> ## Documentation Index
> Fetch the complete documentation index at: https://docs.grantex.dev/llms.txt
> Use this file to discover all available pages before exploring further.

# How It Works

> The three primitives that make up the Grantex protocol.

## Three Primitives

Grantex introduces three primitives for agent authorization:

```
┌───────────────────┬─────────────────────┬───────────────────────┐
│   Agent Identity  │   Delegated Grant   │     Audit Trail       │
│                   │                     │                       │
│  Cryptographic    │  Human-approved,    │  Append-only,         │
│  DID / JWT for    │  scoped, revocable  │  hash-chained log     │
│  every agent      │  permission tokens  │  of every action      │
└───────────────────┴─────────────────────┴───────────────────────┘
```

### Agent Identity

Every agent registered with Grantex receives a cryptographic DID (Decentralized Identifier). This identity is embedded in every grant token the agent receives, allowing any service to verify which agent is acting.

→ **Aim of the task**
Answer these about the Grantex page, one per line:
1. What does every agent registered with Grantex receive?
2. How are the permission tokens of a delegated grant described?
3. What is the audit trail said to be?
Answer from the text above only.

→ **Data extracts**
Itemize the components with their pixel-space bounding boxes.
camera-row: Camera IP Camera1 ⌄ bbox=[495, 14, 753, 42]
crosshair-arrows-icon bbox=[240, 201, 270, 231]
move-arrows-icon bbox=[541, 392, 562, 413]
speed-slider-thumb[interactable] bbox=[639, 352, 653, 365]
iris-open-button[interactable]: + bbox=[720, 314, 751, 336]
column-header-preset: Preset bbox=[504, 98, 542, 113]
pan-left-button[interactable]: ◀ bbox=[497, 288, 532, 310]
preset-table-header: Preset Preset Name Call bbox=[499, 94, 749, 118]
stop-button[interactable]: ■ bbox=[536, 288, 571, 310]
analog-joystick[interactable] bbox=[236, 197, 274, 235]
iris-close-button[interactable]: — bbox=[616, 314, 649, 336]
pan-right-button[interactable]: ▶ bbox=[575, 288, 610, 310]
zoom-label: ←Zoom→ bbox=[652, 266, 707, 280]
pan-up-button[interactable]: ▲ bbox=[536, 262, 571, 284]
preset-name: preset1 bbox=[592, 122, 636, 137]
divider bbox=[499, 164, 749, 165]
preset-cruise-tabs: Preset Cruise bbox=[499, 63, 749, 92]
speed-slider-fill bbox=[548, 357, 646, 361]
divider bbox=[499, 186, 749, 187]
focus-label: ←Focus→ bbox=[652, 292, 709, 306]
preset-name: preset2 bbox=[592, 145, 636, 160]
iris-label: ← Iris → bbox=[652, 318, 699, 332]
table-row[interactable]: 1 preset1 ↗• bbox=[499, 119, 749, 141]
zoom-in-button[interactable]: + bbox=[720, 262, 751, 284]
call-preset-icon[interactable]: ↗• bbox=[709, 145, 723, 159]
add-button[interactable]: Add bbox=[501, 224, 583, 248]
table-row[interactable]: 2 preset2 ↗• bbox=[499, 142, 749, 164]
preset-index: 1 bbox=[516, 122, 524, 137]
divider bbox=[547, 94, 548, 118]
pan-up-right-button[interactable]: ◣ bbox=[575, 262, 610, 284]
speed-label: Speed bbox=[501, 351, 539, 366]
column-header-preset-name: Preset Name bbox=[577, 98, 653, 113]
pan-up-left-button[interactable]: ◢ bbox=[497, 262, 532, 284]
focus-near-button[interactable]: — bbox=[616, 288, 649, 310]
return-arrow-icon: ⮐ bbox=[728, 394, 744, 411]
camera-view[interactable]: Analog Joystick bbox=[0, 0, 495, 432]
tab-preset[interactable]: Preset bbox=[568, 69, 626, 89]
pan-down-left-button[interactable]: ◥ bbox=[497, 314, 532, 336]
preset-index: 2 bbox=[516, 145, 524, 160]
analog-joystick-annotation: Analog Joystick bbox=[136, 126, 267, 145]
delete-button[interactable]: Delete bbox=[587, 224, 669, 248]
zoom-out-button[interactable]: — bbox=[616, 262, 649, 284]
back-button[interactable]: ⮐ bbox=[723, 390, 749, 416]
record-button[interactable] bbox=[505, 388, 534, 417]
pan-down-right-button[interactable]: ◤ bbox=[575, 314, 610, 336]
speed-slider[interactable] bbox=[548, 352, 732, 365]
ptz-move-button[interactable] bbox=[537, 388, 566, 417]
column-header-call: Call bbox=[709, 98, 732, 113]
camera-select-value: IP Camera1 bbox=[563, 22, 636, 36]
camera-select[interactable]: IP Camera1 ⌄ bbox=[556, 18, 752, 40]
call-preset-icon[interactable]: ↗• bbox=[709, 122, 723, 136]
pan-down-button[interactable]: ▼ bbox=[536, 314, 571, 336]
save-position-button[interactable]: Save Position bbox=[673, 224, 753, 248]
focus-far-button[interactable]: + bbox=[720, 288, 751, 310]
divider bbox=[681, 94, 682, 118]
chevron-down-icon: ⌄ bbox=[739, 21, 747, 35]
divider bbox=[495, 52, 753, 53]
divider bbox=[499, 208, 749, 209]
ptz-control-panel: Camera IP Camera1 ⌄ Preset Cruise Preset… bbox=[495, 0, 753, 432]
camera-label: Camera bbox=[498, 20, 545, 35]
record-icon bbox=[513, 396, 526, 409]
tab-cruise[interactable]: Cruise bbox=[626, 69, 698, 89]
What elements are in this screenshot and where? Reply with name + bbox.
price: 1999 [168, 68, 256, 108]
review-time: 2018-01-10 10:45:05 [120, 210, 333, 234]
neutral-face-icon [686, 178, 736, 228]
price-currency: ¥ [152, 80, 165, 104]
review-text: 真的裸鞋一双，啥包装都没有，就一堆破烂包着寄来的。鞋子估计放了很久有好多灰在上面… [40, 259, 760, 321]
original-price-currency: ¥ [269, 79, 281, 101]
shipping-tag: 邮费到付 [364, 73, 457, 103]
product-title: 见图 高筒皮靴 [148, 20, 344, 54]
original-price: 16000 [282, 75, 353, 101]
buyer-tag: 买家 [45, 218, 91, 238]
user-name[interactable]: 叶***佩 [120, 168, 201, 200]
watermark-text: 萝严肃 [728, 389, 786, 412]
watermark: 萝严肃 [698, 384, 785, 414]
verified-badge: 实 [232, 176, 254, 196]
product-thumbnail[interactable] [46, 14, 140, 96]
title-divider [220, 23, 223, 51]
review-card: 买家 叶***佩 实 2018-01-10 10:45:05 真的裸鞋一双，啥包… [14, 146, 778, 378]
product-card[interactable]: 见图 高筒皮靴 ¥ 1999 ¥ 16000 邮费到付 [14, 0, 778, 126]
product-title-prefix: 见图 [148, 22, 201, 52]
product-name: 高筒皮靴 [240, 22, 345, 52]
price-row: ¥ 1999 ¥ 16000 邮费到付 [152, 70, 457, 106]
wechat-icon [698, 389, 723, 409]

→ **Response area**
1. A cryptographic DID (Decentralized Identifier).
2. Human-approved, scoped, revocable.
3. An append-only, hash-chained log of every action.